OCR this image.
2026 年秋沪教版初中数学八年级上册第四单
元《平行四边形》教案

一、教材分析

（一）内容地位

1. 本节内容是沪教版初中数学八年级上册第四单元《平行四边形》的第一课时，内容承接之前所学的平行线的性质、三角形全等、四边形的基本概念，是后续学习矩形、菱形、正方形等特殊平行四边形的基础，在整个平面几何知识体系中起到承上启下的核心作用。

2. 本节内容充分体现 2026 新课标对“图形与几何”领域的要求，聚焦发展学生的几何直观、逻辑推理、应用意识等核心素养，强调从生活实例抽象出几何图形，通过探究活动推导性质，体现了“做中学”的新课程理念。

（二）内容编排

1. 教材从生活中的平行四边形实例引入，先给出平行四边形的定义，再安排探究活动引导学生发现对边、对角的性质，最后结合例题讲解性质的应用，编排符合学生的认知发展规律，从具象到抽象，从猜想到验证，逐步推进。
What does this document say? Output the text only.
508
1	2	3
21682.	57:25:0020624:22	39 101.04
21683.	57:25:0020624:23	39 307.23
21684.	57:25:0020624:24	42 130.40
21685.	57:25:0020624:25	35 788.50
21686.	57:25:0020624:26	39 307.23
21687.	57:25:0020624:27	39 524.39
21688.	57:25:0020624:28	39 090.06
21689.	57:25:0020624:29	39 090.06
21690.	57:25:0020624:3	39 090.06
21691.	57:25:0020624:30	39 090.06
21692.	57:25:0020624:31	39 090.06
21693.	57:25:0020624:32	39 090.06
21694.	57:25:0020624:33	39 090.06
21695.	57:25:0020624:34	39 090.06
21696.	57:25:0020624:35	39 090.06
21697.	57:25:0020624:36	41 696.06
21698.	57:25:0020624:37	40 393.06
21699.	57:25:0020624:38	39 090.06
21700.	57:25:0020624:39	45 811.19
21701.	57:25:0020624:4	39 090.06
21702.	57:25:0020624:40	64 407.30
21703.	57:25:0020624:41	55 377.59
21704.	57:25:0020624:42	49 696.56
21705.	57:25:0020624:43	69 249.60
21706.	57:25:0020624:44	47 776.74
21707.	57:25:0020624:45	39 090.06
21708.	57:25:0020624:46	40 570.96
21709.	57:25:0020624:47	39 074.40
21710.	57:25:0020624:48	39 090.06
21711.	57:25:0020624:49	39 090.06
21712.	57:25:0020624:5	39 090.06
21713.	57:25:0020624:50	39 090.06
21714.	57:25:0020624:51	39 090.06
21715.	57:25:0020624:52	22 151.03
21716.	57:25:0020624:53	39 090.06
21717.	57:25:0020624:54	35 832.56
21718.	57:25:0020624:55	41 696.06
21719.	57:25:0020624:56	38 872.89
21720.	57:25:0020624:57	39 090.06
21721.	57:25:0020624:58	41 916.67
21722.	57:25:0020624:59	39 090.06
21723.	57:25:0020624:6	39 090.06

▬▬▬▬▬▬▬▬▬▬

Exercise details> Take the entries above and copy them out exactly.

Output of the exercise>
OCR this image.
2026 年秋沪教版初中数学八年级上册第四单
元《平行四边形》教案

一、教材分析

（一）内容地位

1. 本节内容是沪教版初中数学八年级上册第四单元《平行四边形》的第一课时，内容承接之前所学的平行线的性质、三角形全等、四边形的基本概念，是后续学习矩形、菱形、正方形等特殊平行四边形的基础，在整个平面几何知识体系中起到承上启下的核心作用。

2. 本节内容充分体现 2026 新课标对“图形与几何”领域的要求，聚焦发展学生的几何直观、逻辑推理、应用意识等核心素养，强调从生活实例抽象出几何图形，通过探究活动推导性质，体现了“做中学”的新课程理念。

（二）内容编排

1. 教材从生活中的平行四边形实例引入，先给出平行四边形的定义，再安排探究活动引导学生发现对边、对角的性质，最后结合例题讲解性质的应用，编排符合学生的认知发展规律，从具象到抽象，从猜想到验证，逐步推进。
What does this document say? Output the text only.
508
1	2	3
21682.	57:25:0020624:22	39 101.04
21683.	57:25:0020624:23	39 307.23
21684.	57:25:0020624:24	42 130.40
21685.	57:25:0020624:25	35 788.50
21686.	57:25:0020624:26	39 307.23
21687.	57:25:0020624:27	39 524.39
21688.	57:25:0020624:28	39 090.06
21689.	57:25:0020624:29	39 090.06
21690.	57:25:0020624:3	39 090.06
21691.	57:25:0020624:30	39 090.06
21692.	57:25:0020624:31	39 090.06
21693.	57:25:0020624:32	39 090.06
21694.	57:25:0020624:33	39 090.06
21695.	57:25:0020624:34	39 090.06
21696.	57:25:0020624:35	39 090.06
21697.	57:25:0020624:36	41 696.06
21698.	57:25:0020624:37	40 393.06
21699.	57:25:0020624:38	39 090.06
21700.	57:25:0020624:39	45 811.19
21701.	57:25:0020624:4	39 090.06
21702.	57:25:0020624:40	64 407.30
21703.	57:25:0020624:41	55 377.59
21704.	57:25:0020624:42	49 696.56
21705.	57:25:0020624:43	69 249.60
21706.	57:25:0020624:44	47 776.74
21707.	57:25:0020624:45	39 090.06
21708.	57:25:0020624:46	40 570.96
21709.	57:25:0020624:47	39 074.40
21710.	57:25:0020624:48	39 090.06
21711.	57:25:0020624:49	39 090.06
21712.	57:25:0020624:5	39 090.06
21713.	57:25:0020624:50	39 090.06
21714.	57:25:0020624:51	39 090.06
21715.	57:25:0020624:52	22 151.03
21716.	57:25:0020624:53	39 090.06
21717.	57:25:0020624:54	35 832.56
21718.	57:25:0020624:55	41 696.06
21719.	57:25:0020624:56	38 872.89
21720.	57:25:0020624:57	39 090.06
21721.	57:25:0020624:58	41 916.67
21722.	57:25:0020624:59	39 090.06
21723.	57:25:0020624:6	39 090.06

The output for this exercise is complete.